Entries supplied:
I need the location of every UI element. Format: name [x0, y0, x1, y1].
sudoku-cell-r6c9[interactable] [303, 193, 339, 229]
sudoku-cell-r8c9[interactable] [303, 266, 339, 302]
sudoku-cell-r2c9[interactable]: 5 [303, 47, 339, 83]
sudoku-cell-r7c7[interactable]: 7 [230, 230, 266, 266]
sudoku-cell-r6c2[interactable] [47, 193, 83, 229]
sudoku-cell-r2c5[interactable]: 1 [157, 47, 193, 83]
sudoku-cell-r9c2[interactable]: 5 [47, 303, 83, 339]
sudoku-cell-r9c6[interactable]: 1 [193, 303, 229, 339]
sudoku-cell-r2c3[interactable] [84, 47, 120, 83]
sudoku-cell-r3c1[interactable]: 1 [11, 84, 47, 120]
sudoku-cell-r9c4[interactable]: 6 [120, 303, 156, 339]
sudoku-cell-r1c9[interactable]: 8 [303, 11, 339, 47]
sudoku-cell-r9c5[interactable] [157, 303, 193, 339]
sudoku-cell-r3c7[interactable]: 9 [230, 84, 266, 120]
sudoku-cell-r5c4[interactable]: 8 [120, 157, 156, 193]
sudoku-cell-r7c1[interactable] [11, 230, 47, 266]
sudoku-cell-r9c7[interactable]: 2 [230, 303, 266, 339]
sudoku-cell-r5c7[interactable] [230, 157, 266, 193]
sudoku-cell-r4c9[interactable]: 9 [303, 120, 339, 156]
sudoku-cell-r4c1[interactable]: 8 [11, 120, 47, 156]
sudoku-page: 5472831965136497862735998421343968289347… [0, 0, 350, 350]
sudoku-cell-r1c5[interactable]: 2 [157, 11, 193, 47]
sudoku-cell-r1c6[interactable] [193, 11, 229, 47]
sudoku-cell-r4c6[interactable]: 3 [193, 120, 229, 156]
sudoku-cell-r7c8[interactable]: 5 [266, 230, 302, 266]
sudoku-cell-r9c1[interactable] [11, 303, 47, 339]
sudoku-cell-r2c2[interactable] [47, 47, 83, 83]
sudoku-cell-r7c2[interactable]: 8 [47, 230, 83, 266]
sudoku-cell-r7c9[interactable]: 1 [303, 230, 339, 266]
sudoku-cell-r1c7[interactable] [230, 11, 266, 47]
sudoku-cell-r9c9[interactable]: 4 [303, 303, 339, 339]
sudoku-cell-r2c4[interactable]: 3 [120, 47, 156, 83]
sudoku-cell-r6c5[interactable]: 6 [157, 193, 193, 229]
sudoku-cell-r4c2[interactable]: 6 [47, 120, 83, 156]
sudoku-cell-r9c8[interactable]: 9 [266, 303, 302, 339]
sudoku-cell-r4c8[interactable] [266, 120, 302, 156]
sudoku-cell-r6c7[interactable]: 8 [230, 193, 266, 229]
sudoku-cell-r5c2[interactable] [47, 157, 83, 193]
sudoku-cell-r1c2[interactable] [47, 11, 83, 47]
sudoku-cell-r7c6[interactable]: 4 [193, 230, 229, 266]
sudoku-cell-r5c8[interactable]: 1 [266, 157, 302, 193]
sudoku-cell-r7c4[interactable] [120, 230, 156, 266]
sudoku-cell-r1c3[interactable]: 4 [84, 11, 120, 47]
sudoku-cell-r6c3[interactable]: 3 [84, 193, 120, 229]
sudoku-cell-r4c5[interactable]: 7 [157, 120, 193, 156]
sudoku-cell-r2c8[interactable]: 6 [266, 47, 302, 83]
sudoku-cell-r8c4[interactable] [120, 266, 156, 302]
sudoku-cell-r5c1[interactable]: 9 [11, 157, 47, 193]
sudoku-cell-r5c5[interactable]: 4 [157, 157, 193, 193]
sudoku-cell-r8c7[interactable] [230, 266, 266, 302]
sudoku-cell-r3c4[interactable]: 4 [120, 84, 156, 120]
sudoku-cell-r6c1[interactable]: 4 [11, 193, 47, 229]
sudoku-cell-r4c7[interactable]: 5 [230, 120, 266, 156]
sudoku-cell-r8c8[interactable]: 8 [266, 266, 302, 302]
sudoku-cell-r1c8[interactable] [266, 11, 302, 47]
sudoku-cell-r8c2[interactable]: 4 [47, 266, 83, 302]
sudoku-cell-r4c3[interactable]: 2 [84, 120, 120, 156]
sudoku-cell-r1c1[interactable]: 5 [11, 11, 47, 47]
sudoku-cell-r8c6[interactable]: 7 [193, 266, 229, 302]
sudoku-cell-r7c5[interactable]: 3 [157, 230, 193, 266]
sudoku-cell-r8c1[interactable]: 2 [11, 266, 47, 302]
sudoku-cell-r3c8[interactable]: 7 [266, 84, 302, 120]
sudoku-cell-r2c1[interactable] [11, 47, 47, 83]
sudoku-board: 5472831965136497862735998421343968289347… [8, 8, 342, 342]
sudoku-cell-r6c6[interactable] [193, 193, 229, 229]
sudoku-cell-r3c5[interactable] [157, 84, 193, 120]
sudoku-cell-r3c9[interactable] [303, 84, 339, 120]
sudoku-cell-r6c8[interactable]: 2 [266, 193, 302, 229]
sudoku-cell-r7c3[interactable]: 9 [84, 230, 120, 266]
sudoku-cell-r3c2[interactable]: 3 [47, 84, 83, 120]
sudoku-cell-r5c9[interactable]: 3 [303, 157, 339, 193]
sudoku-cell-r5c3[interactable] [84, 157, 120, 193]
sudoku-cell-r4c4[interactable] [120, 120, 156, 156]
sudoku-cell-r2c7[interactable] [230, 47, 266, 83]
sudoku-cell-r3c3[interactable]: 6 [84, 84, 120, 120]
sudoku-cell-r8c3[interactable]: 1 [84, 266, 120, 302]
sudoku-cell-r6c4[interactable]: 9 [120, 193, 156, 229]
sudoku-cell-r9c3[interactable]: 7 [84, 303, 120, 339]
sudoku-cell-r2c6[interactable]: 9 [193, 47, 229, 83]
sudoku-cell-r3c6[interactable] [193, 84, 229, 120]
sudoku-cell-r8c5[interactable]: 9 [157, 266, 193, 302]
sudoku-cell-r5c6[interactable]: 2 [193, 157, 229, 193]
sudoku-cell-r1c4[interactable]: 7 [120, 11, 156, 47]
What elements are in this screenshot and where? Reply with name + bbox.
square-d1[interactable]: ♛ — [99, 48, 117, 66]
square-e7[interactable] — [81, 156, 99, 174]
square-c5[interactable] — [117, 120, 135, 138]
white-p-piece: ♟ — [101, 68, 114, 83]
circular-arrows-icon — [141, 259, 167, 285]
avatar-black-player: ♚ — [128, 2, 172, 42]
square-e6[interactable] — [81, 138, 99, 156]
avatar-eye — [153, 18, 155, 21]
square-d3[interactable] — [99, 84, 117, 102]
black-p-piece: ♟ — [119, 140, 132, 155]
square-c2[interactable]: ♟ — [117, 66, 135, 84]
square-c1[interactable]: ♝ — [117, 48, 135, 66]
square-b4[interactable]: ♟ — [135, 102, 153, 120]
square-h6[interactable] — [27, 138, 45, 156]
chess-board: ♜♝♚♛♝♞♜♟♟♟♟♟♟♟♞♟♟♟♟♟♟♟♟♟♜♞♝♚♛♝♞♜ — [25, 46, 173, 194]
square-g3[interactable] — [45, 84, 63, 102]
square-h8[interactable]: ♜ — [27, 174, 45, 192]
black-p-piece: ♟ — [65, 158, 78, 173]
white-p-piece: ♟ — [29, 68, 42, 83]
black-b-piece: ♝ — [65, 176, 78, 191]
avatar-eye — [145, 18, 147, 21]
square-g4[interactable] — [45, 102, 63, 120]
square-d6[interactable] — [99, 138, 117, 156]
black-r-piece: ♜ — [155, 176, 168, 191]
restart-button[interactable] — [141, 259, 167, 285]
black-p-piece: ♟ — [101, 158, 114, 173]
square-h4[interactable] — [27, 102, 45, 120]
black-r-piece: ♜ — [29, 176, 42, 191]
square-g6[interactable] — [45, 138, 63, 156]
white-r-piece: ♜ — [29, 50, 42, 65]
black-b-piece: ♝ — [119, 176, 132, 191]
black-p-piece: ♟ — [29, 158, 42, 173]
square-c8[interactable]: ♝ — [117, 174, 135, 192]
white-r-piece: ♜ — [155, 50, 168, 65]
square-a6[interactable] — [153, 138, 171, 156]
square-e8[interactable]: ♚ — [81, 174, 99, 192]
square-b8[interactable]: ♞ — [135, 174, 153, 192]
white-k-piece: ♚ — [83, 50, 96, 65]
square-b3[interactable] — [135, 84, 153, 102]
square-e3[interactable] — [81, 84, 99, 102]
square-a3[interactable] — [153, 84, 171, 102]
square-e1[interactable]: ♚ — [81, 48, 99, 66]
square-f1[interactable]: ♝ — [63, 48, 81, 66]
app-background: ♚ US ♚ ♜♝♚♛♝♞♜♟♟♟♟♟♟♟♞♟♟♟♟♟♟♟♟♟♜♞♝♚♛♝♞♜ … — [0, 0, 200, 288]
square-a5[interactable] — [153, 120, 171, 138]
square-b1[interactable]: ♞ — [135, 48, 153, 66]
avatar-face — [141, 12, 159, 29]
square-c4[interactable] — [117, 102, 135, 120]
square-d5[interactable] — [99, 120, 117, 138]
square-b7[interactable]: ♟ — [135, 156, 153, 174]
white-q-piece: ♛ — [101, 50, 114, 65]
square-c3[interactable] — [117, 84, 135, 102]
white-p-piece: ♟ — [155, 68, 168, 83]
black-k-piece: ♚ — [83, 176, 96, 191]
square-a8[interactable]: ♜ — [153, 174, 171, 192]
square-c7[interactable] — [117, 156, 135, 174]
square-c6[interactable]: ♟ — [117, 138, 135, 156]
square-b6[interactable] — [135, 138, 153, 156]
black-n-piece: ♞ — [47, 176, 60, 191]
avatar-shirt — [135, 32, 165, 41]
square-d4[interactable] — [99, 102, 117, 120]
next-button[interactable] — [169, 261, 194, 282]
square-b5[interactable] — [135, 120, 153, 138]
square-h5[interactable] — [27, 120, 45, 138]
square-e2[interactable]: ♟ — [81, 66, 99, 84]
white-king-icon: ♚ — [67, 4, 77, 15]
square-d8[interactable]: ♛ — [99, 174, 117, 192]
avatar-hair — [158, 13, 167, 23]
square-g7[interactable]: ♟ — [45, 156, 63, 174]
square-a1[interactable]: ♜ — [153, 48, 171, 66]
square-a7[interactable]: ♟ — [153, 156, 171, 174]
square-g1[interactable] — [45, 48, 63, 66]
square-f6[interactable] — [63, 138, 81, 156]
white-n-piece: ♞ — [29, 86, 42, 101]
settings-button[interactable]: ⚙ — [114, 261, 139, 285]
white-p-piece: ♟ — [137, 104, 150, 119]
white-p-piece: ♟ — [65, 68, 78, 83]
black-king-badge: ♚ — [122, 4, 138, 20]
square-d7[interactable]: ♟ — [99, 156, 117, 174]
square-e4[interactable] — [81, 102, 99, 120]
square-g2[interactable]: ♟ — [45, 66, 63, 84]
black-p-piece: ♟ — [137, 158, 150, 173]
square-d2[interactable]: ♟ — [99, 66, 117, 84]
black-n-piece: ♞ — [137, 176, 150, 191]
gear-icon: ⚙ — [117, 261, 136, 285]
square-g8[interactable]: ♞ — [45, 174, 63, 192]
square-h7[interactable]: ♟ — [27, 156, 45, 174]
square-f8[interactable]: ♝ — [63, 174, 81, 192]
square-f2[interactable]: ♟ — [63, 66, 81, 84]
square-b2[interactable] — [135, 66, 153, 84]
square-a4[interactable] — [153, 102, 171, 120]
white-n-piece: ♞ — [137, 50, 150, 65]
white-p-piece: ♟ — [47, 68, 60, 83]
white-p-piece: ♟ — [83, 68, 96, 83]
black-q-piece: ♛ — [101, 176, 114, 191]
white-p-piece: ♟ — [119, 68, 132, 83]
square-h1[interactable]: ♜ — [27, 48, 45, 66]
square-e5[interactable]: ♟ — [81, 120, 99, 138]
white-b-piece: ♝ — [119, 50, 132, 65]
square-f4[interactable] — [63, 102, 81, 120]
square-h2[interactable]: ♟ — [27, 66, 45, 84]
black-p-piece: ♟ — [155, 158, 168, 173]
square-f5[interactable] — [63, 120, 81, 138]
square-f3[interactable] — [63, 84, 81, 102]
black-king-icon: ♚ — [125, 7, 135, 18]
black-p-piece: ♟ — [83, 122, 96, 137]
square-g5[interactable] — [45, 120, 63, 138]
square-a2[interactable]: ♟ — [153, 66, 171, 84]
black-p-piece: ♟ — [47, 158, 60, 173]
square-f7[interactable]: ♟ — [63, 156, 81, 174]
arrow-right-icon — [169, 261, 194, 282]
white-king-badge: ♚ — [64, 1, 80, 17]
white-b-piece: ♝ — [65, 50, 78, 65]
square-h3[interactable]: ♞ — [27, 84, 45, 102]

Problem requirements:
Convert the records, from their first line through the line containing "sudoku-cell-r9c9[interactable]: 4 [303, 303, 339, 339]", into a Markdown table with columns Row and Entry, where Row is a running number and Entry holds the line. Omit blank lines.

Result of this exercise:
| Row | Entry |
|---|---|
| 1 | I need the location of every UI element. Format: name [x0, y0, x1, y1]. |
| 2 | sudoku-cell-r6c9[interactable] [303, 193, 339, 229] |
| 3 | sudoku-cell-r8c9[interactable] [303, 266, 339, 302] |
| 4 | sudoku-cell-r2c9[interactable]: 5 [303, 47, 339, 83] |
| 5 | sudoku-cell-r7c7[interactable]: 7 [230, 230, 266, 266] |
| 6 | sudoku-cell-r6c2[interactable] [47, 193, 83, 229] |
| 7 | sudoku-cell-r2c5[interactable]: 1 [157, 47, 193, 83] |
| 8 | sudoku-cell-r9c2[interactable]: 5 [47, 303, 83, 339] |
| 9 | sudoku-cell-r9c6[interactable]: 1 [193, 303, 229, 339] |
| 10 | sudoku-cell-r2c3[interactable] [84, 47, 120, 83] |
| 11 | sudoku-cell-r3c1[interactable]: 1 [11, 84, 47, 120] |
| 12 | sudoku-cell-r9c4[interactable]: 6 [120, 303, 156, 339] |
| 13 | sudoku-cell-r1c9[interactable]: 8 [303, 11, 339, 47] |
| 14 | sudoku-cell-r9c5[interactable] [157, 303, 193, 339] |
| 15 | sudoku-cell-r3c7[interactable]: 9 [230, 84, 266, 120] |
| 16 | sudoku-cell-r5c4[interactable]: 8 [120, 157, 156, 193] |
| 17 | sudoku-cell-r7c1[interactable] [11, 230, 47, 266] |
| 18 | sudoku-cell-r9c7[interactable]: 2 [230, 303, 266, 339] |
| 19 | sudoku-cell-r5c7[interactable] [230, 157, 266, 193] |
| 20 | sudoku-cell-r4c9[interactable]: 9 [303, 120, 339, 156] |
| 21 | sudoku-cell-r4c1[interactable]: 8 [11, 120, 47, 156] |
| 22 | sudoku-page: 5472831965136497862735998421343968289347… [0, 0, 350, 350] |
| 23 | sudoku-cell-r1c5[interactable]: 2 [157, 11, 193, 47] |
| 24 | sudoku-cell-r1c6[interactable] [193, 11, 229, 47] |
| 25 | sudoku-cell-r4c6[interactable]: 3 [193, 120, 229, 156] |
| 26 | sudoku-cell-r7c8[interactable]: 5 [266, 230, 302, 266] |
| 27 | sudoku-cell-r9c1[interactable] [11, 303, 47, 339] |
| 28 | sudoku-cell-r2c2[interactable] [47, 47, 83, 83] |
| 29 | sudoku-cell-r7c2[interactable]: 8 [47, 230, 83, 266] |
| 30 | sudoku-cell-r7c9[interactable]: 1 [303, 230, 339, 266] |
| 31 | sudoku-cell-r1c7[interactable] [230, 11, 266, 47] |
| 32 | sudoku-cell-r9c9[interactable]: 4 [303, 303, 339, 339] |